(Entries from a dataset)
★ ★ ★ ★
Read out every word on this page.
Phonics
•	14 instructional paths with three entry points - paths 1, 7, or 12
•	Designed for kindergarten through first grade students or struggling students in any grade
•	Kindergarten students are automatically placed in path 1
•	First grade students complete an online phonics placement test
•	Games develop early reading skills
★ ★ ★ ★
* Exercise instructions
Copy out all of the records shown above exactly.

* Answer to the exercise
Read out every word on this page.
Phonics
•	14 instructional paths with three entry points - paths 1, 7, or 12
•	Designed for kindergarten through first grade students or struggling students in any grade
•	Kindergarten students are automatically placed in path 1
•	First grade students complete an online phonics placement test
•	Games develop early reading skills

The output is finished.